## Stated exercise
List each line in which the string "label" appears.

## Data supplied
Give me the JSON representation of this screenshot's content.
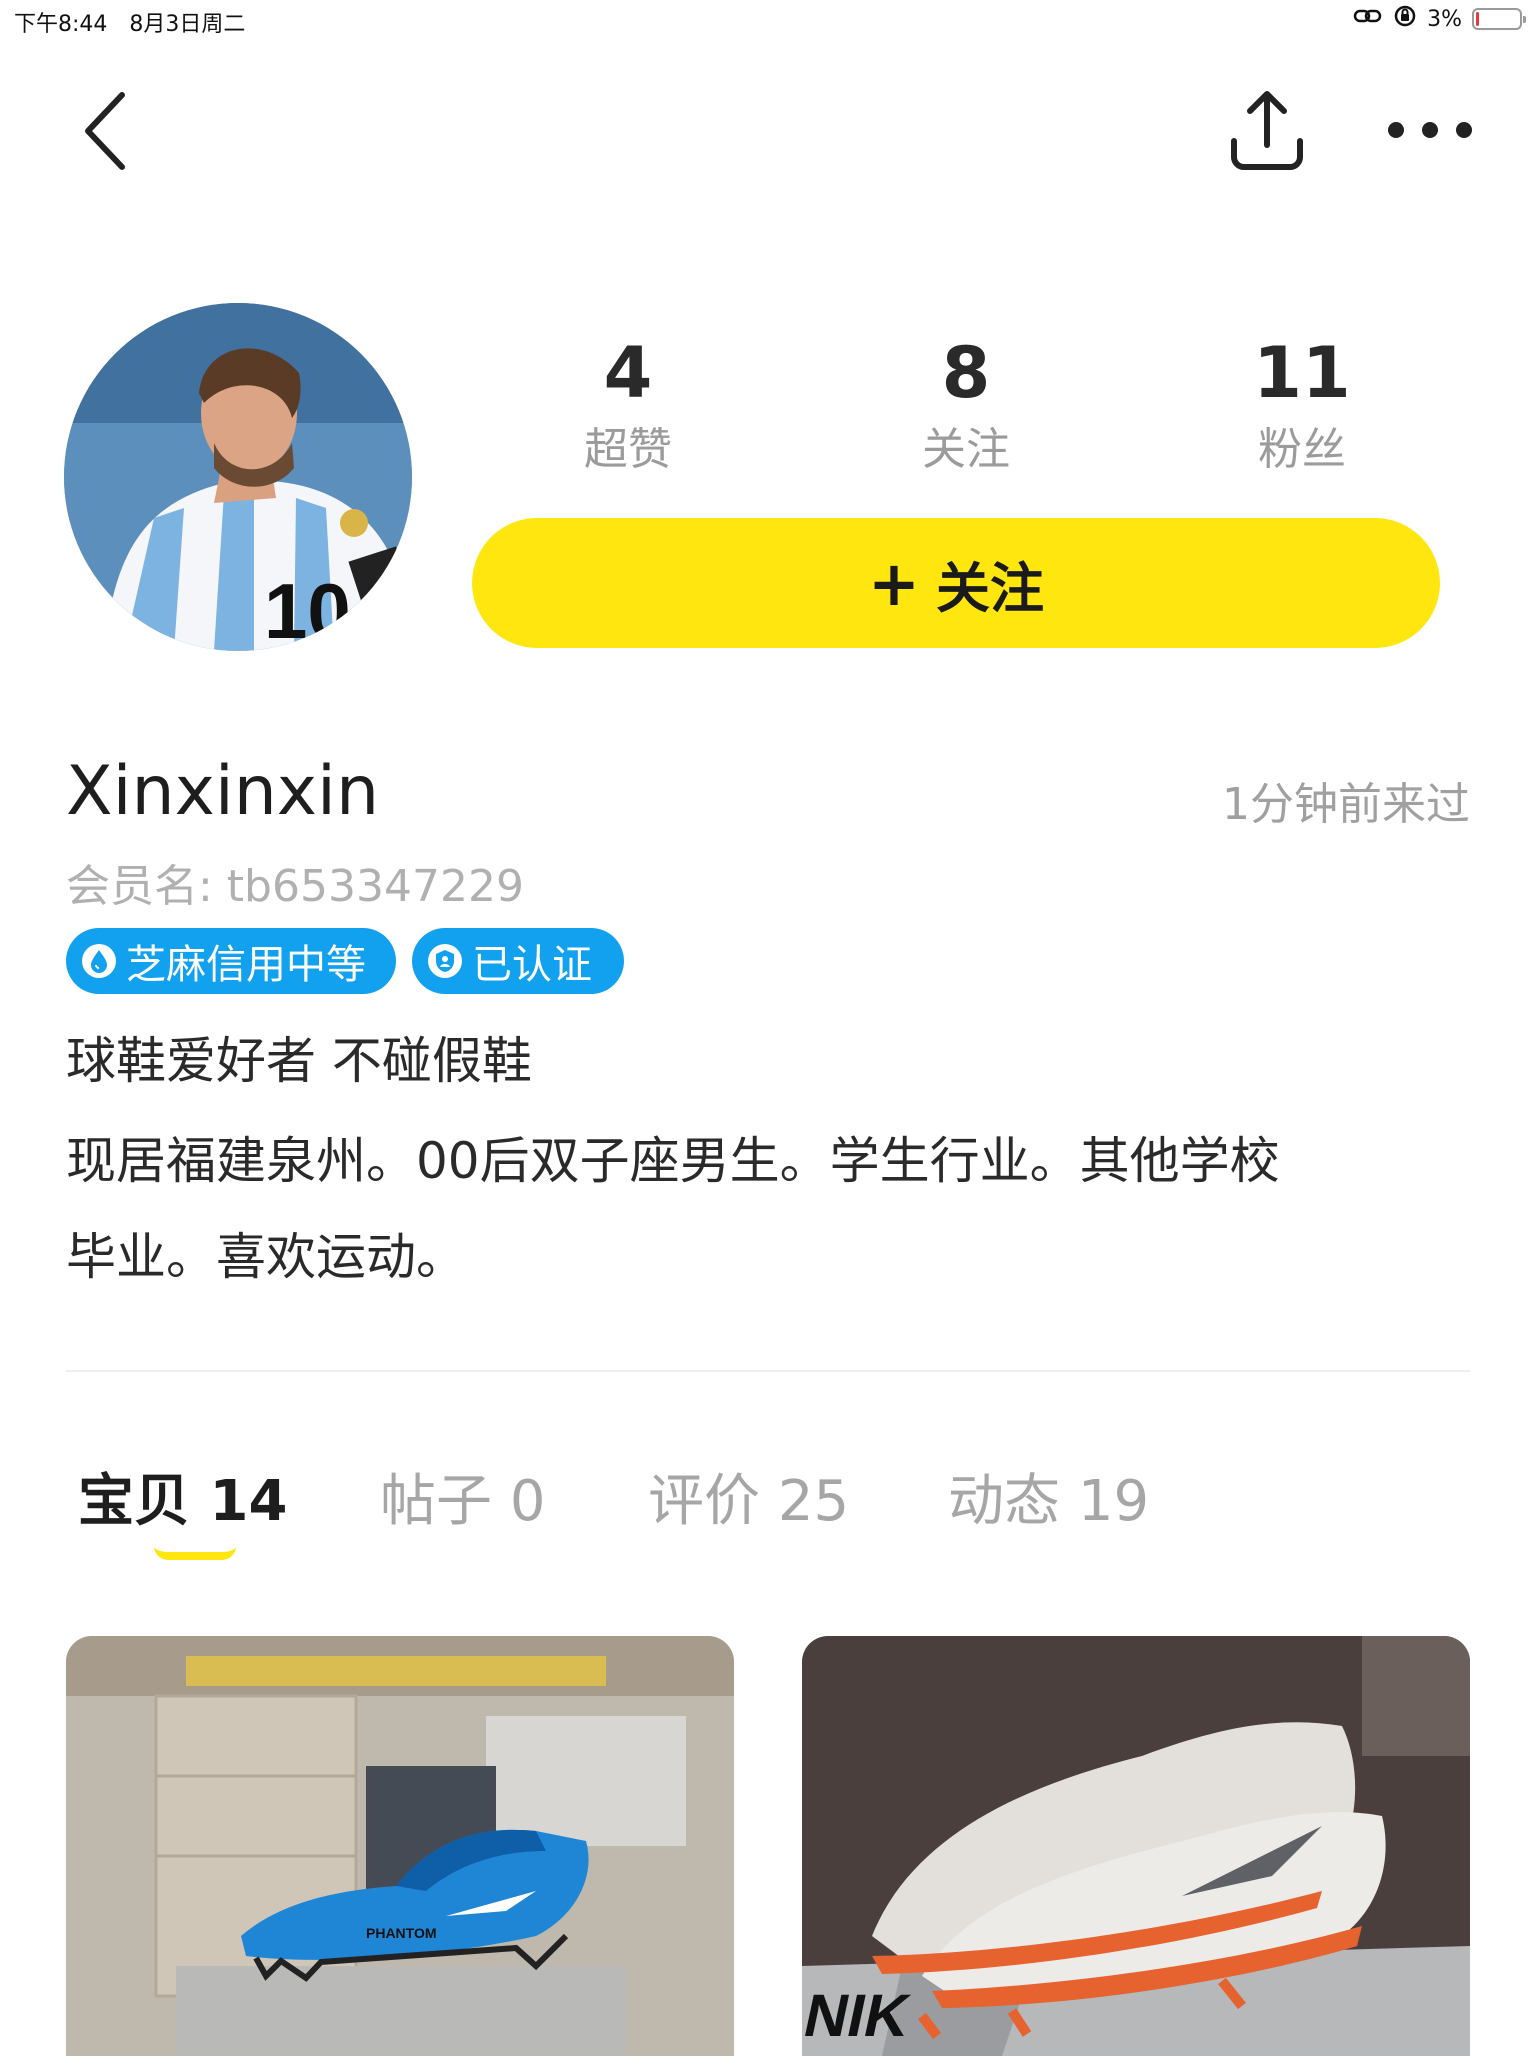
{
  "status_bar": {
    "time": "下午8:44",
    "date": "8月3日周二",
    "battery_text": "3%",
    "battery_level": 0.03
  },
  "nav": {
    "back_icon": "chevron-left-icon",
    "share_icon": "share-icon",
    "more_icon": "more-dots-icon"
  },
  "profile": {
    "stats": [
      {
        "value": "4",
        "label": "超赞"
      },
      {
        "value": "8",
        "label": "关注"
      },
      {
        "value": "11",
        "label": "粉丝"
      }
    ],
    "follow_button": {
      "plus": "+",
      "label": "关注"
    },
    "avatar_jersey_number": "10",
    "username": "Xinxinxin",
    "last_seen": "1分钟前来过",
    "member_name": "会员名: tb653347229",
    "badges": [
      {
        "label": "芝麻信用中等",
        "icon": "sesame-drop-icon"
      },
      {
        "label": "已认证",
        "icon": "verified-shield-icon"
      }
    ],
    "bio_lines": [
      "球鞋爱好者 不碰假鞋",
      "现居福建泉州。00后双子座男生。学生行业。其他学校",
      "毕业。喜欢运动。"
    ]
  },
  "tabs": [
    {
      "name": "宝贝",
      "count": "14",
      "active": true
    },
    {
      "name": "帖子",
      "count": "0",
      "active": false
    },
    {
      "name": "评价",
      "count": "25",
      "active": false
    },
    {
      "name": "动态",
      "count": "19",
      "active": false
    }
  ],
  "items": [
    {
      "kind": "blue football boot photo",
      "shoe_text": "PHANTOM"
    },
    {
      "kind": "white orange football boot photo",
      "box_text": "NIK"
    }
  ],
  "colors": {
    "accent_yellow": "#ffe60f",
    "badge_blue": "#12a1ee",
    "text_dark": "#1e1e1e",
    "text_gray": "#a6a6a6"
  }
}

## Full solution
        "label": "超赞"
        "label": "关注"
        "label": "粉丝"
      "label": "关注"
        "label": "芝麻信用中等",
        "label": "已认证",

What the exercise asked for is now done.